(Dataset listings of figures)
◆ ◆ ◆ ◆ ◆ ◆ ◆
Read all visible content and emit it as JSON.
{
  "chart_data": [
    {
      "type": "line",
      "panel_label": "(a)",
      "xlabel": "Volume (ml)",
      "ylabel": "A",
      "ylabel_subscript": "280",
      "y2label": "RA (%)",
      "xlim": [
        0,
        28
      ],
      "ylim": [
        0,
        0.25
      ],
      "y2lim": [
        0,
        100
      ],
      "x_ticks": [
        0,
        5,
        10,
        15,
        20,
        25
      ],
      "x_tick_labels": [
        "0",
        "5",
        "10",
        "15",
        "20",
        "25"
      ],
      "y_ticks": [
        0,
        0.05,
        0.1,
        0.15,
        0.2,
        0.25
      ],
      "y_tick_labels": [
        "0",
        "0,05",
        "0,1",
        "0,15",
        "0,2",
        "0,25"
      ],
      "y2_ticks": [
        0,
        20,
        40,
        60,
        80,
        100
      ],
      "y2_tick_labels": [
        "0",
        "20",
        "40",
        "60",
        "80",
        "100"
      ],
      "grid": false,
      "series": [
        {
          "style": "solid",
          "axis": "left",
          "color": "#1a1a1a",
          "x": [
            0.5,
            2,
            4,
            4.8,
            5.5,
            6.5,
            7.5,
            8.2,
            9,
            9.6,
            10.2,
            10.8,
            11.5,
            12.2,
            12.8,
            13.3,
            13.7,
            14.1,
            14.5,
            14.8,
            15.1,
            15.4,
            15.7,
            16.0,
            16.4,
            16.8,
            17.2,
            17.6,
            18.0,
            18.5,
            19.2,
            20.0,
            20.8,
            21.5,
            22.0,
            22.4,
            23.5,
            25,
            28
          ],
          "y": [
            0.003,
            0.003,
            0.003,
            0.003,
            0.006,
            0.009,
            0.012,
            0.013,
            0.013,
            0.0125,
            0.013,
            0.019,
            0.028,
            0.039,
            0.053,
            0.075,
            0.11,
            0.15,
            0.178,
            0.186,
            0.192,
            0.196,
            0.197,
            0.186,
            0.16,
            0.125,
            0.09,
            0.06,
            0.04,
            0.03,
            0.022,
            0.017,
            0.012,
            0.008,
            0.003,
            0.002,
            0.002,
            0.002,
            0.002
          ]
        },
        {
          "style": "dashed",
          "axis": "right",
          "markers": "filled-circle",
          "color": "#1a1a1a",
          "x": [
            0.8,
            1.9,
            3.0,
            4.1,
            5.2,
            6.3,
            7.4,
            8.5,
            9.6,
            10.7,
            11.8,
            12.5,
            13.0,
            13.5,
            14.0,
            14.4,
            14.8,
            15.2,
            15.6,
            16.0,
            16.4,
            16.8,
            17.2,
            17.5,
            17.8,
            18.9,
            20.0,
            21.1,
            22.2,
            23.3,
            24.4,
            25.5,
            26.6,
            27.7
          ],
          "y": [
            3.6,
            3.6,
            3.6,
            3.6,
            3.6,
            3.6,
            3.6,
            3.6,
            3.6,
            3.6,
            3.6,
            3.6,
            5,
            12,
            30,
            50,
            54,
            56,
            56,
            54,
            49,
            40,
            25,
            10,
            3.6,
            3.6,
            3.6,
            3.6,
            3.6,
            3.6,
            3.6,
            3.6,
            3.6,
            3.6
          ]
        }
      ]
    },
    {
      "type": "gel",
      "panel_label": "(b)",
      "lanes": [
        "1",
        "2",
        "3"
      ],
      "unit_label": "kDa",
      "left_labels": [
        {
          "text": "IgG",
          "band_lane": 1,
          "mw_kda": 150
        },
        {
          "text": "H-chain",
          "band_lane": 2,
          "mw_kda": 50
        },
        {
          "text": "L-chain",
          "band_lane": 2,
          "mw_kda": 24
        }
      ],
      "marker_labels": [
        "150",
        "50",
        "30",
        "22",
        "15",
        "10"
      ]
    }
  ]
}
◆ ◆ ◆ ◆ ◆ ◆ ◆
**Exercise task**
Transcribe each entry precisely, missing none.

**Exercise result**
Read all visible content and emit it as JSON.
{
  "chart_data": [
    {
      "type": "line",
      "panel_label": "(a)",
      "xlabel": "Volume (ml)",
      "ylabel": "A",
      "ylabel_subscript": "280",
      "y2label": "RA (%)",
      "xlim": [
        0,
        28
      ],
      "ylim": [
        0,
        0.25
      ],
      "y2lim": [
        0,
        100
      ],
      "x_ticks": [
        0,
        5,
        10,
        15,
        20,
        25
      ],
      "x_tick_labels": [
        "0",
        "5",
        "10",
        "15",
        "20",
        "25"
      ],
      "y_ticks": [
        0,
        0.05,
        0.1,
        0.15,
        0.2,
        0.25
      ],
      "y_tick_labels": [
        "0",
        "0,05",
        "0,1",
        "0,15",
        "0,2",
        "0,25"
      ],
      "y2_ticks": [
        0,
        20,
        40,
        60,
        80,
        100
      ],
      "y2_tick_labels": [
        "0",
        "20",
        "40",
        "60",
        "80",
        "100"
      ],
      "grid": false,
      "series": [
        {
          "style": "solid",
          "axis": "left",
          "color": "#1a1a1a",
          "x": [
            0.5,
            2,
            4,
            4.8,
            5.5,
            6.5,
            7.5,
            8.2,
            9,
            9.6,
            10.2,
            10.8,
            11.5,
            12.2,
            12.8,
            13.3,
            13.7,
            14.1,
            14.5,
            14.8,
            15.1,
            15.4,
            15.7,
            16.0,
            16.4,
            16.8,
            17.2,
            17.6,
            18.0,
            18.5,
            19.2,
            20.0,
            20.8,
            21.5,
            22.0,
            22.4,
            23.5,
            25,
            28
          ],
          "y": [
            0.003,
            0.003,
            0.003,
            0.003,
            0.006,
            0.009,
            0.012,
            0.013,
            0.013,
            0.0125,
            0.013,
            0.019,
            0.028,
            0.039,
            0.053,
            0.075,
            0.11,
            0.15,
            0.178,
            0.186,
            0.192,
            0.196,
            0.197,
            0.186,
            0.16,
            0.125,
            0.09,
            0.06,
            0.04,
            0.03,
            0.022,
            0.017,
            0.012,
            0.008,
            0.003,
            0.002,
            0.002,
            0.002,
            0.002
          ]
        },
        {
          "style": "dashed",
          "axis": "right",
          "markers": "filled-circle",
          "color": "#1a1a1a",
          "x": [
            0.8,
            1.9,
            3.0,
            4.1,
            5.2,
            6.3,
            7.4,
            8.5,
            9.6,
            10.7,
            11.8,
            12.5,
            13.0,
            13.5,
            14.0,
            14.4,
            14.8,
            15.2,
            15.6,
            16.0,
            16.4,
            16.8,
            17.2,
            17.5,
            17.8,
            18.9,
            20.0,
            21.1,
            22.2,
            23.3,
            24.4,
            25.5,
            26.6,
            27.7
          ],
          "y": [
            3.6,
            3.6,
            3.6,
            3.6,
            3.6,
            3.6,
            3.6,
            3.6,
            3.6,
            3.6,
            3.6,
            3.6,
            5,
            12,
            30,
            50,
            54,
            56,
            56,
            54,
            49,
            40,
            25,
            10,
            3.6,
            3.6,
            3.6,
            3.6,
            3.6,
            3.6,
            3.6,
            3.6,
            3.6,
            3.6
          ]
        }
      ]
    },
    {
      "type": "gel",
      "panel_label": "(b)",
      "lanes": [
        "1",
        "2",
        "3"
      ],
      "unit_label": "kDa",
      "left_labels": [
        {
          "text": "IgG",
          "band_lane": 1,
          "mw_kda": 150
        },
        {
          "text": "H-chain",
          "band_lane": 2,
          "mw_kda": 50
        },
        {
          "text": "L-chain",
          "band_lane": 2,
          "mw_kda": 24
        }
      ],
      "marker_labels": [
        "150",
        "50",
        "30",
        "22",
        "15",
        "10"
      ]
    }
  ]
}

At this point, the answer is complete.